# Request:
Give the number of lines in the listing that hold the word "false". Write nothing but that number.
===== Raw data =====
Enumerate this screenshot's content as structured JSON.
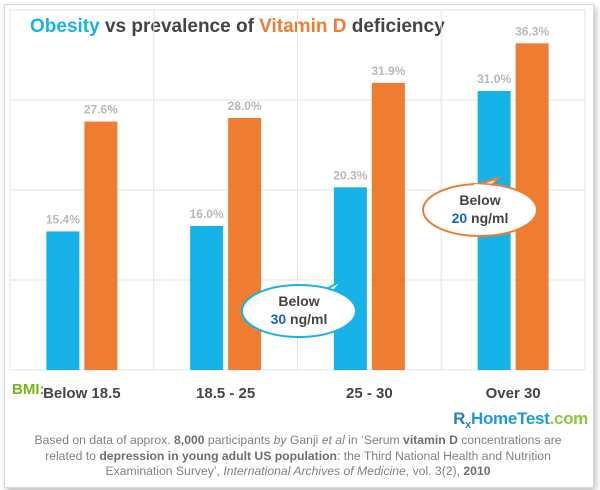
{
  "title": {
    "part1": "Obesity",
    "part2": " vs prevalence of ",
    "part3": "Vitamin D",
    "part4": " deficiency"
  },
  "colors": {
    "blue": "#17b3e8",
    "orange": "#ee7d31",
    "green": "#7ab317",
    "grid": "#e6e6e6",
    "text": "#444444"
  },
  "bmi_label": "BMI:",
  "chart_data": {
    "type": "bar",
    "categories": [
      "Below 18.5",
      "18.5 - 25",
      "25 - 30",
      "Over 30"
    ],
    "series": [
      {
        "values": [
          15.4,
          16.0,
          20.3,
          31.0
        ],
        "labels": [
          "15.4%",
          "16.0%",
          "20.3%",
          "31.0%"
        ],
        "color": "#17b3e8"
      },
      {
        "values": [
          27.6,
          28.0,
          31.9,
          36.3
        ],
        "labels": [
          "27.6%",
          "28.0%",
          "31.9%",
          "36.3%"
        ],
        "color": "#ee7d31"
      }
    ],
    "ylim": [
      0,
      40
    ],
    "grid": true,
    "callouts": [
      {
        "line1": "Below",
        "value": "30",
        "unit": " ng/ml",
        "color": "#17b3e8",
        "series_index": 0
      },
      {
        "line1": "Below",
        "value": "20",
        "unit": " ng/ml",
        "color": "#ee7d31",
        "series_index": 1
      }
    ]
  },
  "brand": {
    "rx_r": "R",
    "rx_x": "x",
    "home": "HomeTest",
    "dotcom": ".com"
  },
  "footnote": {
    "s1": "Based on data of approx. ",
    "b1": "8,000",
    "s2": " participants ",
    "i1": "by",
    "s3": " Ganji ",
    "i2": "et al",
    "s4": " in ‘Serum ",
    "b2": "vitamin D",
    "s5": " concentrations are related to ",
    "b3": "depression in young adult US population",
    "s6": ": the Third National Health and Nutrition Examination Survey’, ",
    "i3": "International Archives of Medicine",
    "s7": ", vol. 3(2), ",
    "b4": "2010"
  }
}
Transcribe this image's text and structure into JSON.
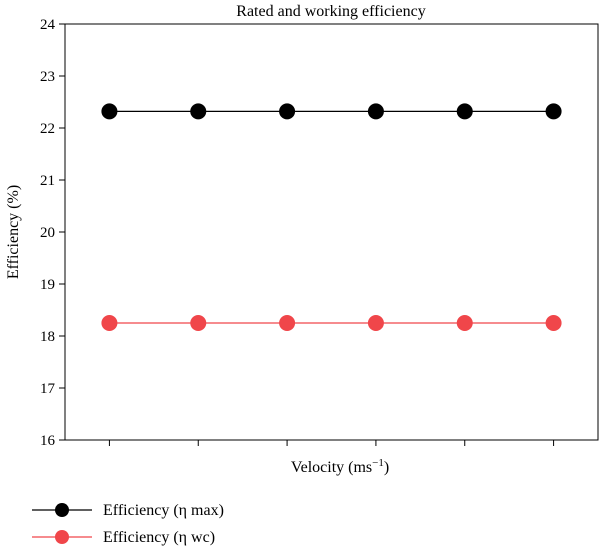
{
  "chart_data": {
    "type": "line",
    "title": "Rated and working efficiency",
    "xlabel": "Velocity (ms",
    "xlabel_sup": "−1",
    "xlabel_close": ")",
    "ylabel": "Efficiency (%)",
    "ylim": [
      16,
      24
    ],
    "yticks": [
      "16",
      "17",
      "18",
      "19",
      "20",
      "21",
      "22",
      "23",
      "24"
    ],
    "x": [
      1,
      2,
      3,
      4,
      5,
      6
    ],
    "xlim": [
      0.5,
      6.5
    ],
    "xtick_labels_shown": false,
    "grid": false,
    "legend_position": "bottom-left, below plot",
    "series": [
      {
        "name": "Efficiency (η max)",
        "values": [
          22.32,
          22.32,
          22.32,
          22.32,
          22.32,
          22.32
        ],
        "color": "#000000"
      },
      {
        "name": "Efficiency (η wc)",
        "values": [
          18.25,
          18.25,
          18.25,
          18.25,
          18.25,
          18.25
        ],
        "color": "#f0464a"
      }
    ]
  }
}
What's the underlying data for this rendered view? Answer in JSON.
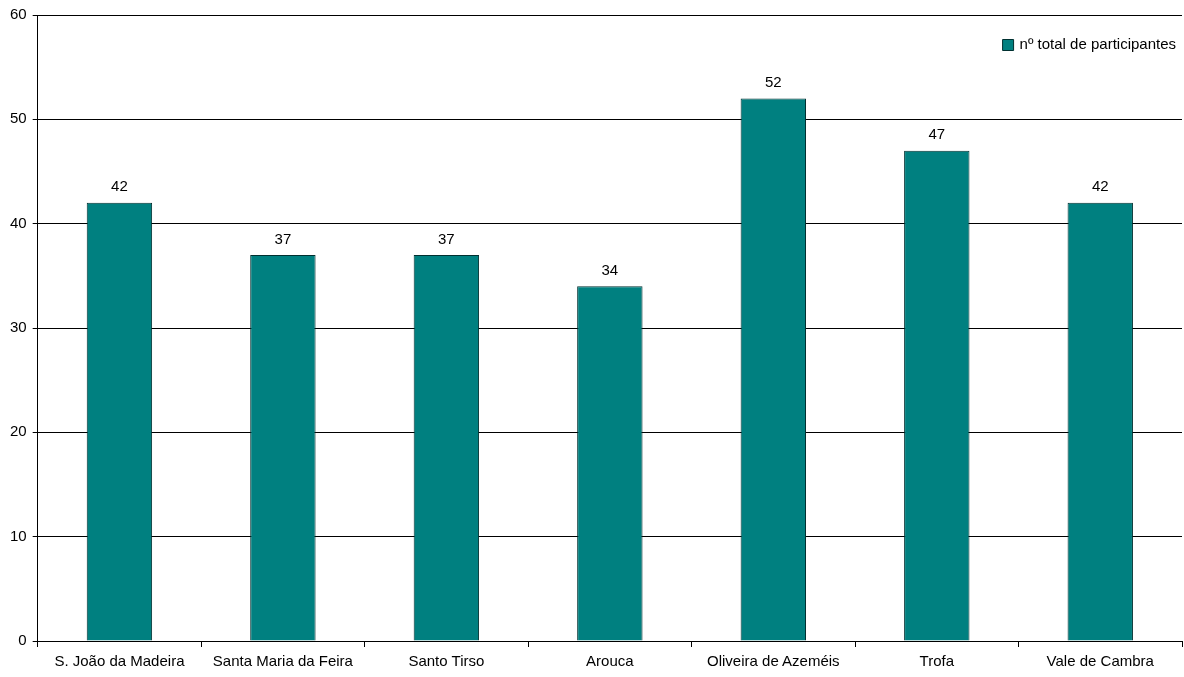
{
  "chart_data": {
    "type": "bar",
    "categories": [
      "S. João da Madeira",
      "Santa Maria da Feira",
      "Santo Tirso",
      "Arouca",
      "Oliveira de Azeméis",
      "Trofa",
      "Vale de Cambra"
    ],
    "series": [
      {
        "name": "nº total de participantes",
        "color": "#008080",
        "values": [
          42,
          37,
          37,
          34,
          52,
          47,
          42
        ]
      }
    ],
    "ylim": [
      0,
      60
    ],
    "yticks": [
      0,
      10,
      20,
      30,
      40,
      50,
      60
    ],
    "grid": "y",
    "legend": "top right",
    "data_labels": true
  }
}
=====
# Exercise result:
2